- What you have to do -
Go through the listing and copy each line with the string "placeholder".

Stored data:
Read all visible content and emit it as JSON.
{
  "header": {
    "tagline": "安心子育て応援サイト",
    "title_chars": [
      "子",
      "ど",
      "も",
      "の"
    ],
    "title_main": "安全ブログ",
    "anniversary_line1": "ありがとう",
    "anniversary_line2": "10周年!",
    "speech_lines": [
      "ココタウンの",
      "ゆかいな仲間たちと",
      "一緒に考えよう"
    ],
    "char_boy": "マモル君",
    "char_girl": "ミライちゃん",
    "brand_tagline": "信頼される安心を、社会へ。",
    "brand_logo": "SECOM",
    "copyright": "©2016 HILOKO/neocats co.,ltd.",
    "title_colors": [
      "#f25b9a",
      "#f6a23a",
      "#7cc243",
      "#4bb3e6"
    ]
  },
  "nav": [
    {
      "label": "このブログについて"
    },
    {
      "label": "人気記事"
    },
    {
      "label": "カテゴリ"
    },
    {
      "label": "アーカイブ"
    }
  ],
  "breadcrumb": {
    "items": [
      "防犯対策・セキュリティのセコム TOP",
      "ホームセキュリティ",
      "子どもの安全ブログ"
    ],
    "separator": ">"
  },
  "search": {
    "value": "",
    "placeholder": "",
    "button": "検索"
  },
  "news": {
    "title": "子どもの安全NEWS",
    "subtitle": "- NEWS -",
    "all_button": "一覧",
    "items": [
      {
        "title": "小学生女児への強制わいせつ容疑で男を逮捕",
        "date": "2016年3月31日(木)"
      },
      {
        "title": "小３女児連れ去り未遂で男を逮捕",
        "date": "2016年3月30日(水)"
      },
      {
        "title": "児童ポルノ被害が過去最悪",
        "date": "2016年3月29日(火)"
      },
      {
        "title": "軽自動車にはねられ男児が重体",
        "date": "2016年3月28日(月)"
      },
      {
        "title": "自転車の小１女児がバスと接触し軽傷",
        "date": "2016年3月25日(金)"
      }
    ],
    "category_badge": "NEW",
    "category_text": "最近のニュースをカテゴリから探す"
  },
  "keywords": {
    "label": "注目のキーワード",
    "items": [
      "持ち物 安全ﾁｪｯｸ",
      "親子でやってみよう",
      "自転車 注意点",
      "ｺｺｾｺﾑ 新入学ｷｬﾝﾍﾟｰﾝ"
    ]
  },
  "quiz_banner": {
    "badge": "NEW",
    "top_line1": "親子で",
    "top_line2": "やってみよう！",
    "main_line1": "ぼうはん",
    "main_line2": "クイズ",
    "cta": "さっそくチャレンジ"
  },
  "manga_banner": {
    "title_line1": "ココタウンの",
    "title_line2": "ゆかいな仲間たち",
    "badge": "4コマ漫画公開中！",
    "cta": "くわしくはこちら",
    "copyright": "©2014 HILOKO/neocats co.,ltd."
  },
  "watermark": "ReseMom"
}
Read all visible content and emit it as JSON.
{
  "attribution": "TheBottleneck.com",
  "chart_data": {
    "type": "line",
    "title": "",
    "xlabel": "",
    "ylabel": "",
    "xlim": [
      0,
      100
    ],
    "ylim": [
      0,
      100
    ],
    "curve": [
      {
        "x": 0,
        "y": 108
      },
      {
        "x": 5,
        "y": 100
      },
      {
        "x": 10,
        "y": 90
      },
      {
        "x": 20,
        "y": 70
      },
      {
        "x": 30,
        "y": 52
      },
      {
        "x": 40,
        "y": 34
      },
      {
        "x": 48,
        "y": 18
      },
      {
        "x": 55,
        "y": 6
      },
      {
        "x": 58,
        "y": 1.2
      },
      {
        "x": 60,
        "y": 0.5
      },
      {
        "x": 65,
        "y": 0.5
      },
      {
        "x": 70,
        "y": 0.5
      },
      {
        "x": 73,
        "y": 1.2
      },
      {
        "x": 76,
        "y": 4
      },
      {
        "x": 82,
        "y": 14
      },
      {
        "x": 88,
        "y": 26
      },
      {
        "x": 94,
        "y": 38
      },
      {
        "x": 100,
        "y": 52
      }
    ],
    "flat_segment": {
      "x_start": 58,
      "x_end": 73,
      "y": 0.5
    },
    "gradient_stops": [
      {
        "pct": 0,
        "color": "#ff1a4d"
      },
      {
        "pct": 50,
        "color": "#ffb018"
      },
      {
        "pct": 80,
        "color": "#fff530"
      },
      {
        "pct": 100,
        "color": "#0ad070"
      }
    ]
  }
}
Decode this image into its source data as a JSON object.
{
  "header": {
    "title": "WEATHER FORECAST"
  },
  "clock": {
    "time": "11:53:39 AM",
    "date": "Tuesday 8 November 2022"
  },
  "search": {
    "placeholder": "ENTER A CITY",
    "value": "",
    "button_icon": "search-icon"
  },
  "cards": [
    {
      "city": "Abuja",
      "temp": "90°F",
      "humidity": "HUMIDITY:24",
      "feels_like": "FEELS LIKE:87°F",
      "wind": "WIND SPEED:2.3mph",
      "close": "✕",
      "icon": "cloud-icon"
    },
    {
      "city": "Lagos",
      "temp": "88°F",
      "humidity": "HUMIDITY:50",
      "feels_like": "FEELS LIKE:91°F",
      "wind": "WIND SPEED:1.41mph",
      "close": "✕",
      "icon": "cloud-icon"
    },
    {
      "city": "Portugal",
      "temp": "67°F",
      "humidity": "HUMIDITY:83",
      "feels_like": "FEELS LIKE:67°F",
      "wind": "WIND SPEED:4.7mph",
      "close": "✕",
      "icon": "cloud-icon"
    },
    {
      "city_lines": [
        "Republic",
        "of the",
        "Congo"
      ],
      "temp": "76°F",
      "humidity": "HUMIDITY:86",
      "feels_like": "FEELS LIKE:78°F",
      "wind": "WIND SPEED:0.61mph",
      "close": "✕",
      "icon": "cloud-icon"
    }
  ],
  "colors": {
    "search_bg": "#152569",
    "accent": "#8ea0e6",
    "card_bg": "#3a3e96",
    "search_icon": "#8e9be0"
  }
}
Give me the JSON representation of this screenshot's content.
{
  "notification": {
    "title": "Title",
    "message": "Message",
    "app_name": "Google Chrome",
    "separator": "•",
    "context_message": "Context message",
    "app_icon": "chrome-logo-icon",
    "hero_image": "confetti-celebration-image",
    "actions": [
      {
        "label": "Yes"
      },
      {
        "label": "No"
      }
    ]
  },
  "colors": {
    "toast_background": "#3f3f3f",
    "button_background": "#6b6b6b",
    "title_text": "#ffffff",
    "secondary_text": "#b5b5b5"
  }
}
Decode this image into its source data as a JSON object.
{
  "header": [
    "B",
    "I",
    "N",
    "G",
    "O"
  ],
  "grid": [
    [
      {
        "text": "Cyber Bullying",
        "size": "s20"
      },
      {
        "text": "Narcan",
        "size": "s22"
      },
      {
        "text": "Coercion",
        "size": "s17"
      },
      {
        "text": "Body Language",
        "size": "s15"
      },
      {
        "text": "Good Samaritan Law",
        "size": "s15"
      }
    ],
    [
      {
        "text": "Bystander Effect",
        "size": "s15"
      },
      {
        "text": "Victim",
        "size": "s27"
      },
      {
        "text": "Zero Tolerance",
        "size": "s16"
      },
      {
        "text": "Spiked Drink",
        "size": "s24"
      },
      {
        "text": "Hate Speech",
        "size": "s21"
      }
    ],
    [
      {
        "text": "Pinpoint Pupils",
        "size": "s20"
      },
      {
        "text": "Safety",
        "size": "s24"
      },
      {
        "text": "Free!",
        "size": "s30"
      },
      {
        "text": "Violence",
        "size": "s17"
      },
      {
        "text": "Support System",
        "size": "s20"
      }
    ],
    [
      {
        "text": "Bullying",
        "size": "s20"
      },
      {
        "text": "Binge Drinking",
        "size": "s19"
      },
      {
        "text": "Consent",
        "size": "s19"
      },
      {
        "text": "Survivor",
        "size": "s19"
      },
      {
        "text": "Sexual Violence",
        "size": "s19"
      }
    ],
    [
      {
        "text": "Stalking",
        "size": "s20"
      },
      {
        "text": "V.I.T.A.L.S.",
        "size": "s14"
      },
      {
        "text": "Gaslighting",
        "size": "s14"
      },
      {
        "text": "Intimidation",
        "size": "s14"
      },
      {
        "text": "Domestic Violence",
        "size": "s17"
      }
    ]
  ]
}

- Full response -
    "placeholder": "",
    "placeholder": "ENTER A CITY",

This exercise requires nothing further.